[start Data supplied]

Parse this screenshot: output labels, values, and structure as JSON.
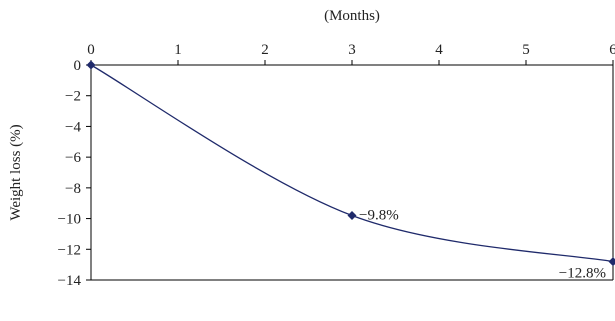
{
  "chart_data": {
    "type": "line",
    "title": "",
    "xlabel": "(Months)",
    "ylabel": "Weight loss (%)",
    "x_axis_position": "top",
    "xlim": [
      0,
      6
    ],
    "ylim": [
      -14,
      0
    ],
    "x_ticks": [
      0,
      1,
      2,
      3,
      4,
      5,
      6
    ],
    "y_ticks": [
      0,
      -2,
      -4,
      -6,
      -8,
      -10,
      -12,
      -14
    ],
    "x_tick_labels": [
      "0",
      "1",
      "2",
      "3",
      "4",
      "5",
      "6"
    ],
    "y_tick_labels": [
      "0",
      "−2",
      "−4",
      "−6",
      "−8",
      "−10",
      "−12",
      "−14"
    ],
    "grid": false,
    "legend": "none",
    "line_color": "#1f2a6b",
    "series": [
      {
        "x": [
          0,
          3,
          6
        ],
        "y": [
          0,
          -9.8,
          -12.8
        ],
        "point_labels": [
          "",
          "−9.8%",
          "−12.8%"
        ]
      }
    ]
  }
}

[end Data supplied]

Leaving aside the images, write out the entries above word for word.

Parse this screenshot: output labels, values, and structure as JSON.
{
  "chart_data": {
    "type": "line",
    "title": "",
    "xlabel": "(Months)",
    "ylabel": "Weight loss (%)",
    "x_axis_position": "top",
    "xlim": [
      0,
      6
    ],
    "ylim": [
      -14,
      0
    ],
    "x_ticks": [
      0,
      1,
      2,
      3,
      4,
      5,
      6
    ],
    "y_ticks": [
      0,
      -2,
      -4,
      -6,
      -8,
      -10,
      -12,
      -14
    ],
    "x_tick_labels": [
      "0",
      "1",
      "2",
      "3",
      "4",
      "5",
      "6"
    ],
    "y_tick_labels": [
      "0",
      "−2",
      "−4",
      "−6",
      "−8",
      "−10",
      "−12",
      "−14"
    ],
    "grid": false,
    "legend": "none",
    "line_color": "#1f2a6b",
    "series": [
      {
        "x": [
          0,
          3,
          6
        ],
        "y": [
          0,
          -9.8,
          -12.8
        ],
        "point_labels": [
          "",
          "−9.8%",
          "−12.8%"
        ]
      }
    ]
  }
}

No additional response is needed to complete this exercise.